What is asked: Copy every line of the data that contains the string "Загитова".

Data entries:

-- -- --

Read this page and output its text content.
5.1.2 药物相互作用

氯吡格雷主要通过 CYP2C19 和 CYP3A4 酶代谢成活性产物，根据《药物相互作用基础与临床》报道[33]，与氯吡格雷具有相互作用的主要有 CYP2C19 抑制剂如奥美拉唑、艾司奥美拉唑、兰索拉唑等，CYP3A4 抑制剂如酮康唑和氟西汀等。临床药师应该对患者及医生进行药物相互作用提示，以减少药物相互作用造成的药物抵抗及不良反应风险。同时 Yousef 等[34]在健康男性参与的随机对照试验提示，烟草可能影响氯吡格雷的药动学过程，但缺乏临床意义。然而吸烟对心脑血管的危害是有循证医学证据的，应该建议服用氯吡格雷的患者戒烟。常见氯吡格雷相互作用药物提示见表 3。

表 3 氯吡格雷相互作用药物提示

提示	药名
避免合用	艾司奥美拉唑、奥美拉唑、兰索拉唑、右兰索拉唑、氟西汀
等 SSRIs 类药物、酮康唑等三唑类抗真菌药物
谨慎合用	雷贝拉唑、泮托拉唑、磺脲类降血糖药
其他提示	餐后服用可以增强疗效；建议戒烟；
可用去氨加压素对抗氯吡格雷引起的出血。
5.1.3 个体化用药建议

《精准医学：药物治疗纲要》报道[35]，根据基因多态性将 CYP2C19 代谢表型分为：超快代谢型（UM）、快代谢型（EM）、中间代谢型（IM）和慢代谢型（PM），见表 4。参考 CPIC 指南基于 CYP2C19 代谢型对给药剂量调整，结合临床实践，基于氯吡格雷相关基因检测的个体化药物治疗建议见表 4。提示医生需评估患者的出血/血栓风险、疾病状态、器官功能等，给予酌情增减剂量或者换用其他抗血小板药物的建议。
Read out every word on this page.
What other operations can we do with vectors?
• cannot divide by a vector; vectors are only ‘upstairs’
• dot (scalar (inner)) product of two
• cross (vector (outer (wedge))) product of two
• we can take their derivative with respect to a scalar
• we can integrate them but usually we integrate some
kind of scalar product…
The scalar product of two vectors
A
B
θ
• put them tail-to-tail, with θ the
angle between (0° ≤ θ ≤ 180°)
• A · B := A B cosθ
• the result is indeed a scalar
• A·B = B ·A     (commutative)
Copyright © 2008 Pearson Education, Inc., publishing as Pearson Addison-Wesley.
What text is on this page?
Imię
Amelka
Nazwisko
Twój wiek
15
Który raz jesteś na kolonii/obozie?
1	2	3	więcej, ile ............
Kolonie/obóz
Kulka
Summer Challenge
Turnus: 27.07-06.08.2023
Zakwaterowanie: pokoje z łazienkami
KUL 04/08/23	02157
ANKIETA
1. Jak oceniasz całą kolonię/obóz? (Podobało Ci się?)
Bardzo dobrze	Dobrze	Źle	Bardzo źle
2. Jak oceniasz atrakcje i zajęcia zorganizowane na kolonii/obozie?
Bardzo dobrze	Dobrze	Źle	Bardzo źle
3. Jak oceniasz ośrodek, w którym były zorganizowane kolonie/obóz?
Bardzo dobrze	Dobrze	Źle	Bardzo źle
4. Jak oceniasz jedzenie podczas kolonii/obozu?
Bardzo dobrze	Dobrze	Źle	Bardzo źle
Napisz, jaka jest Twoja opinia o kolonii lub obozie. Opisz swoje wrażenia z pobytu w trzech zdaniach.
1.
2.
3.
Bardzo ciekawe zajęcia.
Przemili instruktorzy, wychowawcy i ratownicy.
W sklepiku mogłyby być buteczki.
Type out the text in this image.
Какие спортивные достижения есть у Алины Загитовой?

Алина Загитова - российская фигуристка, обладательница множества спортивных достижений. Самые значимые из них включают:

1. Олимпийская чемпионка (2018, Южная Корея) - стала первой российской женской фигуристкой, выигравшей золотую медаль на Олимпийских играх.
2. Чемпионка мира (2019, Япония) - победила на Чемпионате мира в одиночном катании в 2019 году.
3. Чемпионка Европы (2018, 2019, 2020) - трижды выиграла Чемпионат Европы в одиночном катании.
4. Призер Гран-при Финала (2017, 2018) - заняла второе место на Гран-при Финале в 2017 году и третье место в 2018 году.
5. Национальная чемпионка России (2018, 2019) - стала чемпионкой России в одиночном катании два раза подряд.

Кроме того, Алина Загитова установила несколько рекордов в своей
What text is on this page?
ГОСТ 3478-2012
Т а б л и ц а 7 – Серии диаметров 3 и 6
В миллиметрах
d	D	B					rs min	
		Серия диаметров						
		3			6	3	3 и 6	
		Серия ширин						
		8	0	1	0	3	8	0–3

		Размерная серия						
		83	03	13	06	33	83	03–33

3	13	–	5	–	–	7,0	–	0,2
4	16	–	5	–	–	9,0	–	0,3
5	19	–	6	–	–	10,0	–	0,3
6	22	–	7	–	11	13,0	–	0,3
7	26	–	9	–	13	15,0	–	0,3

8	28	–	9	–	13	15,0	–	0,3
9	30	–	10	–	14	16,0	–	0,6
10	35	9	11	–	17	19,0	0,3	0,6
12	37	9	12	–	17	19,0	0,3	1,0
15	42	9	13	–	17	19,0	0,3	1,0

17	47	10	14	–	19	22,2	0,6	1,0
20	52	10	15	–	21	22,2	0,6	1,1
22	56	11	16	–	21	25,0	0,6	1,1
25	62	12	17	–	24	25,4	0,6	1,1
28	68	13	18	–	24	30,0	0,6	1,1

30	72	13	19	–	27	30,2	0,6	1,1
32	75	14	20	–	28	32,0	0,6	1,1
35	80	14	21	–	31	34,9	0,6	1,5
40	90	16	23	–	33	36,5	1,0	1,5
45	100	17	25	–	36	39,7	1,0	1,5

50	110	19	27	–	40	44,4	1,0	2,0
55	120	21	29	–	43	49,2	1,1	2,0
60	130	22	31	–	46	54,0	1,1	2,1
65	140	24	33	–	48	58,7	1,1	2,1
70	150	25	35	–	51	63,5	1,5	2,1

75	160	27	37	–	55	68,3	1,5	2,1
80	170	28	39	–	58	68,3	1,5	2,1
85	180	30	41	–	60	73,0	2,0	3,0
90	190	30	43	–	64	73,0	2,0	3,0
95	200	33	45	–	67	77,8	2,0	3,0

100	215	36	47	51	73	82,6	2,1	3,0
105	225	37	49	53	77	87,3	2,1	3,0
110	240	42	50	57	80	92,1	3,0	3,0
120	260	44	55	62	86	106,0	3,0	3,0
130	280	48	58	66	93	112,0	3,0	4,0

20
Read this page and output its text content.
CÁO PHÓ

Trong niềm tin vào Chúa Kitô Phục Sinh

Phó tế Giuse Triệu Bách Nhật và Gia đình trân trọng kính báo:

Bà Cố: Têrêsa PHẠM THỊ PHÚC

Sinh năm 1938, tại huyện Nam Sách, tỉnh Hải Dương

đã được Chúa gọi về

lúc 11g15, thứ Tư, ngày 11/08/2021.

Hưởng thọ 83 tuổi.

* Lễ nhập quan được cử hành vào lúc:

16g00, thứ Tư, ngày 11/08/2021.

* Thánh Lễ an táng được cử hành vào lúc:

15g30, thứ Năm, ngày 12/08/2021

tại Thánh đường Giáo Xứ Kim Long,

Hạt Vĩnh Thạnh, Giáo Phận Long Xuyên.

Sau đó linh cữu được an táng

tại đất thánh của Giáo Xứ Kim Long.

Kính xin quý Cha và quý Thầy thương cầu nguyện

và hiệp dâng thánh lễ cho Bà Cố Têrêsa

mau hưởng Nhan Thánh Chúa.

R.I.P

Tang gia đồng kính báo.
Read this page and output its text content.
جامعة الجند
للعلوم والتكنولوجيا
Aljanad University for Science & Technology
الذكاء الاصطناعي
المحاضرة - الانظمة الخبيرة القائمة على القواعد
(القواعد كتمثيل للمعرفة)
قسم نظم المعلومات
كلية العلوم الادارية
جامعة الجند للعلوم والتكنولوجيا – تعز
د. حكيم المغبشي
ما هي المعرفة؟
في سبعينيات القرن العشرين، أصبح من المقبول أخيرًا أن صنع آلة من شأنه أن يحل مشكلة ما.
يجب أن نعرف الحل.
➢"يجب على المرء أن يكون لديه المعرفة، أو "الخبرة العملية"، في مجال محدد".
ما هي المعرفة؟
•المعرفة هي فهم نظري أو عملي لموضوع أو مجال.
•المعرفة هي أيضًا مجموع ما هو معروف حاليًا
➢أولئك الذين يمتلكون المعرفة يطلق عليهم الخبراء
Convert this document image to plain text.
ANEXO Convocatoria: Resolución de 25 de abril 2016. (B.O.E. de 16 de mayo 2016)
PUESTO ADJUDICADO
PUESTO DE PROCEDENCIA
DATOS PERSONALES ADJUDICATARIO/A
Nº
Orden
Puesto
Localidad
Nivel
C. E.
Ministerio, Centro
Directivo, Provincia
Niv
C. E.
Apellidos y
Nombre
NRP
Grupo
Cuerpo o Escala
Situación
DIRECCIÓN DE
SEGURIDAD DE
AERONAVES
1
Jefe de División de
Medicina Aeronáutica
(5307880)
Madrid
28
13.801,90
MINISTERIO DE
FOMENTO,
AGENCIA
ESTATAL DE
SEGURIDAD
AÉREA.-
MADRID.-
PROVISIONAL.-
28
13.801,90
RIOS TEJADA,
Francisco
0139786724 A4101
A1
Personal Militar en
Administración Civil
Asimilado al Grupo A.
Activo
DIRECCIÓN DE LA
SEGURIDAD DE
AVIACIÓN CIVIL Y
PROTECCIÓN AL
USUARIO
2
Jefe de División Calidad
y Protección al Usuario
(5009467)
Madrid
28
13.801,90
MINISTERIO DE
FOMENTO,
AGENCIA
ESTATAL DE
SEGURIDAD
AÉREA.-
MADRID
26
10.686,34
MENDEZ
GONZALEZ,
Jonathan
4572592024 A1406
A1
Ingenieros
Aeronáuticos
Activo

-- -- --

Solution for this problem:
Алина Загитова - российская фигуристка, обладательница множества спортивных достижений. Самые значимые из них включают:
Кроме того, Алина Загитова установила несколько рекордов в своей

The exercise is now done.